Written problem: Give every line from the entries that contains "республиканский".

** START Source records **

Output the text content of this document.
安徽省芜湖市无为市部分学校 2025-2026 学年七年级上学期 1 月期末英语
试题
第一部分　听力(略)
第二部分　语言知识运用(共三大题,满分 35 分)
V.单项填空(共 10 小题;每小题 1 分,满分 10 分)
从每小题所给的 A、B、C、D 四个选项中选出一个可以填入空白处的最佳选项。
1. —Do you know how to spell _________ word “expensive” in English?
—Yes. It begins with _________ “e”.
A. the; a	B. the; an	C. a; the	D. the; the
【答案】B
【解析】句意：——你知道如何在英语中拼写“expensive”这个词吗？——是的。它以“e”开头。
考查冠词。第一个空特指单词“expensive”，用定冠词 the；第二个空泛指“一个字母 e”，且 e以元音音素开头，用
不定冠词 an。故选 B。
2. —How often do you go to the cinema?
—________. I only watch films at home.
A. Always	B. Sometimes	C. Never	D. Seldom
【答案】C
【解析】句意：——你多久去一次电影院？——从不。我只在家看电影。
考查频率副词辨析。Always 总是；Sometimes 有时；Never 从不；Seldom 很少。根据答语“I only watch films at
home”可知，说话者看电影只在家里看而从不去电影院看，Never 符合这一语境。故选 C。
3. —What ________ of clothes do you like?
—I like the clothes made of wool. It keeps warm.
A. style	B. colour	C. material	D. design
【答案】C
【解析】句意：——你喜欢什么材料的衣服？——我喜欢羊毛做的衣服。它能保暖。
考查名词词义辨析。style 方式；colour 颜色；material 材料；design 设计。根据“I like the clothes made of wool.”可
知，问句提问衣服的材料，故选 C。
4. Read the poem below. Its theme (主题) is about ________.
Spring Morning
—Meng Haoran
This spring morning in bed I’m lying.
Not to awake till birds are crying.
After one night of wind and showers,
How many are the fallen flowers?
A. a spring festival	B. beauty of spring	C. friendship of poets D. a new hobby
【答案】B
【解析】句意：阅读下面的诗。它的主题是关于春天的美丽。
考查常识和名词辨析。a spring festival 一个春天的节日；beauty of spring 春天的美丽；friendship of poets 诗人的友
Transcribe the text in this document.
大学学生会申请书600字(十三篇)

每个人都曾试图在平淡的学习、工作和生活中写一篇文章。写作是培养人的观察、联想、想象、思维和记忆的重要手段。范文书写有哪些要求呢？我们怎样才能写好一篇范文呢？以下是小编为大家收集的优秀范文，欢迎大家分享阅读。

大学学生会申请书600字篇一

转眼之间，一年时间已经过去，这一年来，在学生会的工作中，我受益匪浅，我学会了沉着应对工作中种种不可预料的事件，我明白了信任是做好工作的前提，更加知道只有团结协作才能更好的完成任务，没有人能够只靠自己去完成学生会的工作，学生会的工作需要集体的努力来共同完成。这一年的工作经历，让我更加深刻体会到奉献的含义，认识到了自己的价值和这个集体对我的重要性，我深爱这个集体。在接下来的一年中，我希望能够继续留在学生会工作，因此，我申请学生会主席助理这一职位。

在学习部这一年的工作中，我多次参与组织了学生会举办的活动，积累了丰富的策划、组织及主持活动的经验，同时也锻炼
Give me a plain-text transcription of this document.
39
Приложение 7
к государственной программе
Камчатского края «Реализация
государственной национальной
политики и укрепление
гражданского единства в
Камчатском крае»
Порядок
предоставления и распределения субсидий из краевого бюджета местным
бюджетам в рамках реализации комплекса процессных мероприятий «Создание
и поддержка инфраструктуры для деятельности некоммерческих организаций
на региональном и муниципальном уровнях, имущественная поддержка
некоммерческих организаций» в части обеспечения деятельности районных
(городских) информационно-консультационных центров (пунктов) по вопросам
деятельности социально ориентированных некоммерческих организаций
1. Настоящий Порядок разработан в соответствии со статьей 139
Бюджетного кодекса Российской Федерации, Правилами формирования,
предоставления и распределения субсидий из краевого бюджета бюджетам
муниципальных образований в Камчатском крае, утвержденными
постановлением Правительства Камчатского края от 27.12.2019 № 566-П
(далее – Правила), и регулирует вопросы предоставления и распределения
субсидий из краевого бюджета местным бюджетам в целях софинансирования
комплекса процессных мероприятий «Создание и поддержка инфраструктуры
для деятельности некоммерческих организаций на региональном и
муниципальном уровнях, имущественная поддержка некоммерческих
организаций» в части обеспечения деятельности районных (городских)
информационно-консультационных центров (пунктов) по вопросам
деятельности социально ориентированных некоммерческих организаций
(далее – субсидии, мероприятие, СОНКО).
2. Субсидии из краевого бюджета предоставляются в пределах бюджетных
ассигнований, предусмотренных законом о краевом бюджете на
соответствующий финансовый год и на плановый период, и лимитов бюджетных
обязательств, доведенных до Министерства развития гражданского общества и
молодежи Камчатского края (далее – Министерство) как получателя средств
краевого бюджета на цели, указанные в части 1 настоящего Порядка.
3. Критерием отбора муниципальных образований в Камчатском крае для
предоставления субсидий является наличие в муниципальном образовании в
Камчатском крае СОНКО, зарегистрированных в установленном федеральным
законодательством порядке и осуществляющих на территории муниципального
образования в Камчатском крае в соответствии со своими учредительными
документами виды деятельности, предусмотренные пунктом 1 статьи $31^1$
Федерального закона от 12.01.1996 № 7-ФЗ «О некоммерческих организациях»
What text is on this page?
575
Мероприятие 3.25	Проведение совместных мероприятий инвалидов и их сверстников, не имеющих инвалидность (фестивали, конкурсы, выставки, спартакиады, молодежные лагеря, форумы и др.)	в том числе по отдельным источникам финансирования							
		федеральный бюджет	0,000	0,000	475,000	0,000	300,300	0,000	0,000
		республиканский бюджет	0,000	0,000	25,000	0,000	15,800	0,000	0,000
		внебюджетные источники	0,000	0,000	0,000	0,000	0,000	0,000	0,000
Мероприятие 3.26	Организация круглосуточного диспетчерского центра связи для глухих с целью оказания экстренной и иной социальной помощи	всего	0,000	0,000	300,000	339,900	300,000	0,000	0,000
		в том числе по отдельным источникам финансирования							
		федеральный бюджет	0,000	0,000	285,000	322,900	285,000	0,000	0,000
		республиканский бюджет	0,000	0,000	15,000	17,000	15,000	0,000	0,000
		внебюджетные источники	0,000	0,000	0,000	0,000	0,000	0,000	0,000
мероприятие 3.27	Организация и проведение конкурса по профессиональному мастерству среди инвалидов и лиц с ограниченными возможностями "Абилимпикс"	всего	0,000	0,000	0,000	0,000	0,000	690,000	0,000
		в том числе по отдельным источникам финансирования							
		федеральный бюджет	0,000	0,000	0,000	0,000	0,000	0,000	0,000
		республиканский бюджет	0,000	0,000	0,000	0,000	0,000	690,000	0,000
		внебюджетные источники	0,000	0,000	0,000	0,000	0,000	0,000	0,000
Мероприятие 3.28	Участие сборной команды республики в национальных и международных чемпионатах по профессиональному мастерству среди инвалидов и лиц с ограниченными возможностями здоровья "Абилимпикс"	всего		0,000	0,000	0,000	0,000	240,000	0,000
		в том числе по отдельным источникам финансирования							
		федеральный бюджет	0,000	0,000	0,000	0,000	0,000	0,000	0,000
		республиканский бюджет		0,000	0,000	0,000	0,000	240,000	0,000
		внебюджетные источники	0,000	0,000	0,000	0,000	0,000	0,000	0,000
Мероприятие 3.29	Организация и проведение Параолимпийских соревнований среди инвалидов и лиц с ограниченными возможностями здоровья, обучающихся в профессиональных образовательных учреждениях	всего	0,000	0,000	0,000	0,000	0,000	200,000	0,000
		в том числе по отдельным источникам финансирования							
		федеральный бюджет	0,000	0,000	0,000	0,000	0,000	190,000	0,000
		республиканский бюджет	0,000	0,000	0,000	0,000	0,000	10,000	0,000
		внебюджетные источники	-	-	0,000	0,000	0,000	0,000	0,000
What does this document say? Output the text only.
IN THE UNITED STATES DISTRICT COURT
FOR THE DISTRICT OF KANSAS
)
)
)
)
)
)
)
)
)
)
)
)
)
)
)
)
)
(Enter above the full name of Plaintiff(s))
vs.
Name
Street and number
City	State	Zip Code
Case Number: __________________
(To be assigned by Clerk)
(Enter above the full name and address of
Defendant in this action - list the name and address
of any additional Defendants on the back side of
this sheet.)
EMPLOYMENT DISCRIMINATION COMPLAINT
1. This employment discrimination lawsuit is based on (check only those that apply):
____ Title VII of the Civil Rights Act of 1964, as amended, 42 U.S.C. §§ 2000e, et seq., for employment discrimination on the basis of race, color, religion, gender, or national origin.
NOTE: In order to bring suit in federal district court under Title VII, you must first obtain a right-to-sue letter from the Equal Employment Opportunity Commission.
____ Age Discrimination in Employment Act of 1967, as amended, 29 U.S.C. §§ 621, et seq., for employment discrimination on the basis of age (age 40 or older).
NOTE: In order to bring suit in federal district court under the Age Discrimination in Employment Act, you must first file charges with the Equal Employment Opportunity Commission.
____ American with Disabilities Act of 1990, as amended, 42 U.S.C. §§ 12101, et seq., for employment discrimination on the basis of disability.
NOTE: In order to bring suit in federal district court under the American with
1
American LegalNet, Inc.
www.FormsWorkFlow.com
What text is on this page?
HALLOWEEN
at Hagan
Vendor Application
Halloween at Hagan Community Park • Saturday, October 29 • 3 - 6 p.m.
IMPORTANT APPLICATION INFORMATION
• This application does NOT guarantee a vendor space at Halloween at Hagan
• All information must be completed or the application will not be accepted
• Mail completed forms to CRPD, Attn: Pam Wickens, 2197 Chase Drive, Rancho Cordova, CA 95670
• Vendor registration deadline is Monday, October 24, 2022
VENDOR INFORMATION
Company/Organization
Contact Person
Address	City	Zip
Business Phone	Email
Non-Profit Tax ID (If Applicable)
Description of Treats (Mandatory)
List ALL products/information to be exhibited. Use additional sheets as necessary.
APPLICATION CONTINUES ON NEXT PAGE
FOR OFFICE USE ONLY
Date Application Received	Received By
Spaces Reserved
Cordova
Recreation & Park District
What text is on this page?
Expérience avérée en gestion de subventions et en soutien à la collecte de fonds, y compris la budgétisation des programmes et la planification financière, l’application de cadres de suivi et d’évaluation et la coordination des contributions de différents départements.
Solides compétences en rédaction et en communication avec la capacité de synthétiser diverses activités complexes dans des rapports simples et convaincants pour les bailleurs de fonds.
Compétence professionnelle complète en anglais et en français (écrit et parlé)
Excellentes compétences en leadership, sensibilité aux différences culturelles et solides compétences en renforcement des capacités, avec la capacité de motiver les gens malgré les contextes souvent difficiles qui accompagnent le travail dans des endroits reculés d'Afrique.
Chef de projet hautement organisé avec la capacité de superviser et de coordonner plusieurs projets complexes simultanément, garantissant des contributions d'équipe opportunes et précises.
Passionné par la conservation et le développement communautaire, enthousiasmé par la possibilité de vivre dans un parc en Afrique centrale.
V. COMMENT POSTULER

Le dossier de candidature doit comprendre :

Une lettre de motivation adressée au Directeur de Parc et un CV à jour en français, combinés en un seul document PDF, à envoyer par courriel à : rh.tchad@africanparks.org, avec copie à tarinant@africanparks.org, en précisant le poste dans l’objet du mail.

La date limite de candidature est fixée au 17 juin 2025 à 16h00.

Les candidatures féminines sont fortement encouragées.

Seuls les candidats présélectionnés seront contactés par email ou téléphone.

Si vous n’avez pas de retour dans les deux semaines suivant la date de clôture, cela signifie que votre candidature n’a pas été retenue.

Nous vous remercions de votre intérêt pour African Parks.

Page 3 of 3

** END Source records **

Response to this task:
		республиканский бюджет	0,000	0,000	25,000	0,000	15,800	0,000	0,000
		республиканский бюджет	0,000	0,000	15,000	17,000	15,000	0,000	0,000
		республиканский бюджет	0,000	0,000	0,000	0,000	0,000	690,000	0,000
		республиканский бюджет		0,000	0,000	0,000	0,000	240,000	0,000
		республиканский бюджет	0,000	0,000	0,000	0,000	0,000	10,000	0,000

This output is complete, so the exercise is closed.